━━━━━ Raw records
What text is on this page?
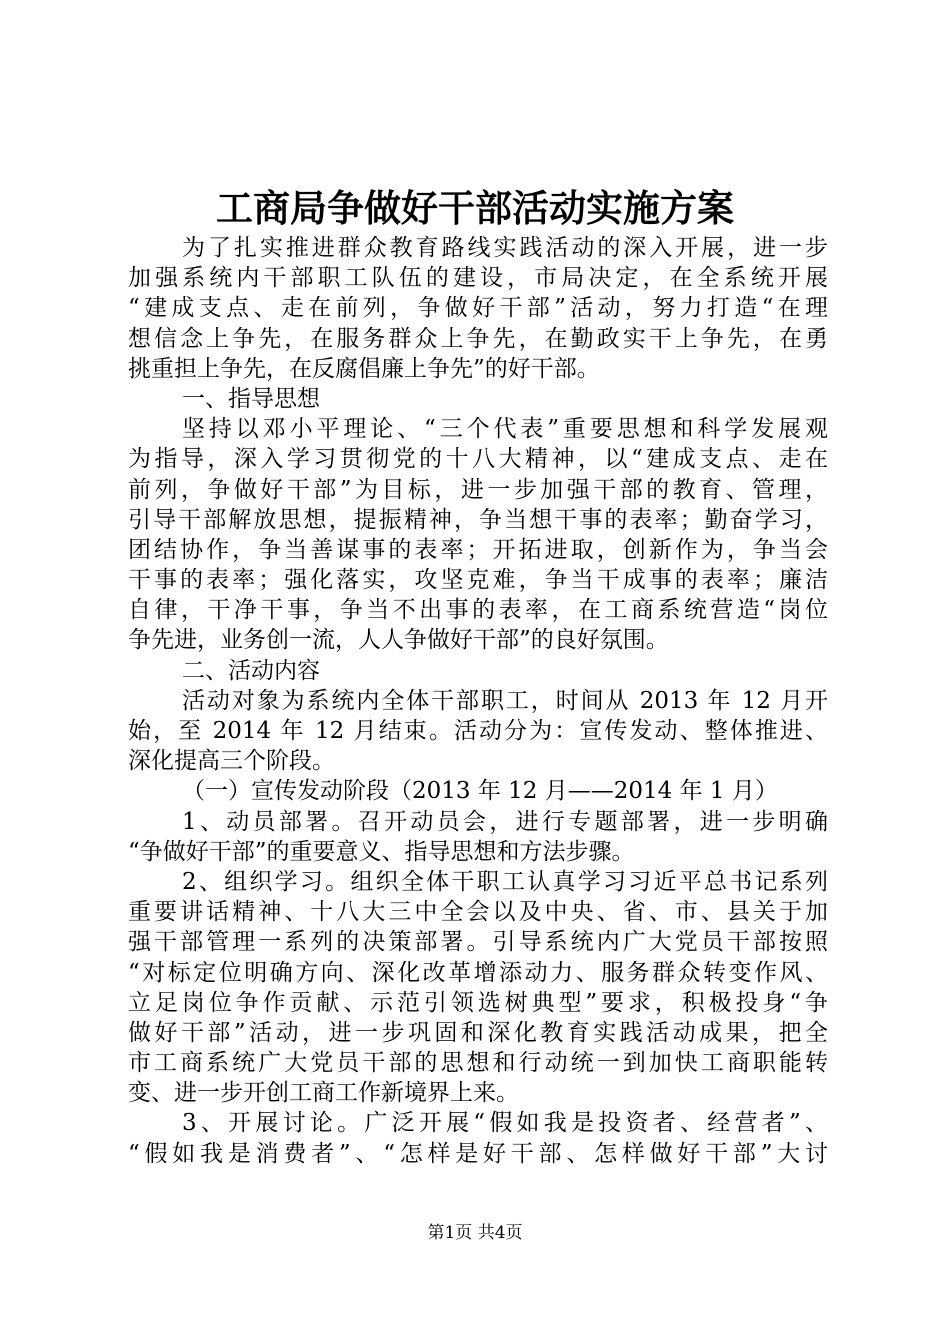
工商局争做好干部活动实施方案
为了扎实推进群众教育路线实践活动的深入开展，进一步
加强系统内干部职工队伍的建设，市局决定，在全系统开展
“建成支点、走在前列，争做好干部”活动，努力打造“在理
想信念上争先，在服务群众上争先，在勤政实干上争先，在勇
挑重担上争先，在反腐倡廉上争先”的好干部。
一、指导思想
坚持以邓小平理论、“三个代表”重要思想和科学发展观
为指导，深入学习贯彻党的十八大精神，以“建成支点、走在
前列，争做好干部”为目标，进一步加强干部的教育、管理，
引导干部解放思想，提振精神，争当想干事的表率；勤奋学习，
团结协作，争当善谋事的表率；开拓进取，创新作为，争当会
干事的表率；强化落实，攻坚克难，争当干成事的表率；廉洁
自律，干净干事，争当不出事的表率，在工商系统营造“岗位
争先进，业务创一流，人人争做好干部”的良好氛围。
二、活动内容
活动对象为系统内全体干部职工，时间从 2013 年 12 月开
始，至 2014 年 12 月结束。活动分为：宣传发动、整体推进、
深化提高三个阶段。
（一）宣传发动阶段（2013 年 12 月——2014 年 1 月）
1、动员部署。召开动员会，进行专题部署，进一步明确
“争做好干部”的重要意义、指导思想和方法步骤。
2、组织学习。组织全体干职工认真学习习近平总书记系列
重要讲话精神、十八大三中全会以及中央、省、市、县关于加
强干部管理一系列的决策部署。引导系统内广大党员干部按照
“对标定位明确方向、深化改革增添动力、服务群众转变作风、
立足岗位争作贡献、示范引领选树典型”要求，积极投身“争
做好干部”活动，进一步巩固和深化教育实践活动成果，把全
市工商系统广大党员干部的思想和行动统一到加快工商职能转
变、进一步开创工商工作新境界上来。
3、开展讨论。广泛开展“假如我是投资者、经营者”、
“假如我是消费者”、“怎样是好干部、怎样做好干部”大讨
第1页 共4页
━━━━━━━━━━
━━━━━ Raw records
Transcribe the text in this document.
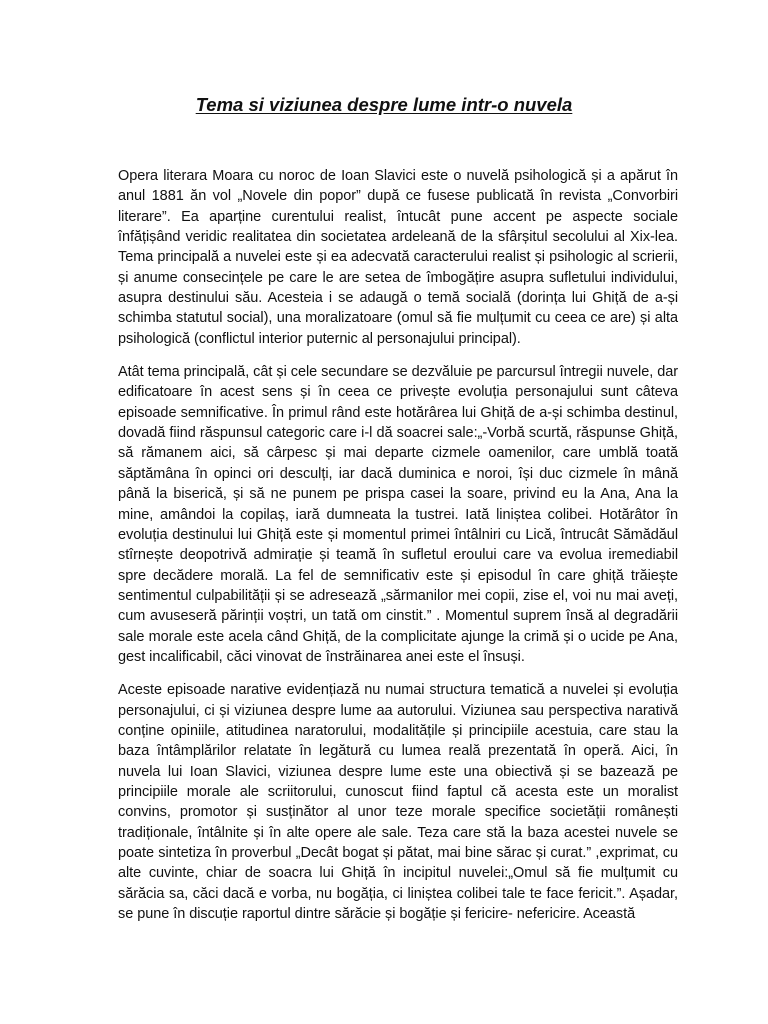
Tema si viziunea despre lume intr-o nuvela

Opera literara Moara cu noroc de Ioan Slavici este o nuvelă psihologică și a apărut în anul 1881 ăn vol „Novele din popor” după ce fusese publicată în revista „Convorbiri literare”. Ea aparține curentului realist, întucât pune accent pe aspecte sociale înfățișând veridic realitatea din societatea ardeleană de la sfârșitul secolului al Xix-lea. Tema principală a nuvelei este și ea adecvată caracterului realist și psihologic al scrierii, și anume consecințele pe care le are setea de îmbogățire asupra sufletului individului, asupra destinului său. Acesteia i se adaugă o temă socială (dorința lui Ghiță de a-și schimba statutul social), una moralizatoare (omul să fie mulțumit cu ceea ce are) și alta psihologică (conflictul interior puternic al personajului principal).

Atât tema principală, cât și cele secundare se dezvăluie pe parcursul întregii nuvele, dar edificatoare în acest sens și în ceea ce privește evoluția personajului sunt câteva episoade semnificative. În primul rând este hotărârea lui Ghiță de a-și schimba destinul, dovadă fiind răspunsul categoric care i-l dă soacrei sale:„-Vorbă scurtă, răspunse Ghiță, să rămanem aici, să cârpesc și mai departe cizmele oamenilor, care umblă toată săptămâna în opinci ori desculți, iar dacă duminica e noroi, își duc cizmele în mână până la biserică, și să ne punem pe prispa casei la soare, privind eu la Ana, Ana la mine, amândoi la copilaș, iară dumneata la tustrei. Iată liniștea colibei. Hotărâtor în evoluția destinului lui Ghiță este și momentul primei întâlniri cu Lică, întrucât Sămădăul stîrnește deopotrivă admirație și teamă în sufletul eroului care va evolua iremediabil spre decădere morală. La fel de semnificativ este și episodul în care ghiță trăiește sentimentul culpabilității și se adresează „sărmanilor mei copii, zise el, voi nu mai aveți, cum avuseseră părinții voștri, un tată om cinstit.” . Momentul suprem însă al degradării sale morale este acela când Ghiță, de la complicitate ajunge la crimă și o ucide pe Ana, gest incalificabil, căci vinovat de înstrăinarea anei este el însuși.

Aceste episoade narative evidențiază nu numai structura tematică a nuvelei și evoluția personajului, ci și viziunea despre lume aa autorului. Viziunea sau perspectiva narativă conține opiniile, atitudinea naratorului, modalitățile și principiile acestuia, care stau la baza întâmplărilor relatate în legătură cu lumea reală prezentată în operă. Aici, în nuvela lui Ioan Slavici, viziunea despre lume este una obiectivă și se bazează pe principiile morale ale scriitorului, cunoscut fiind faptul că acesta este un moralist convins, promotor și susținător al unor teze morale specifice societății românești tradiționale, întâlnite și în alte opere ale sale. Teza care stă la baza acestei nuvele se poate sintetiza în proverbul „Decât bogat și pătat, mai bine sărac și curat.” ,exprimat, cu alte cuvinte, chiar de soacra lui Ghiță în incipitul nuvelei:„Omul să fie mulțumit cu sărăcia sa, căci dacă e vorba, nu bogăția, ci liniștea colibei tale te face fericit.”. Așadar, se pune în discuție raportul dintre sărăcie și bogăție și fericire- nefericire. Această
━━━━━━━━━━
* _Exercise requirements_:
Return all the lines that contain the string "建成支点".

* _Response for this exercise_:
“建成支点、走在前列，争做好干部”活动，努力打造“在理
为指导，深入学习贯彻党的十八大精神，以“建成支点、走在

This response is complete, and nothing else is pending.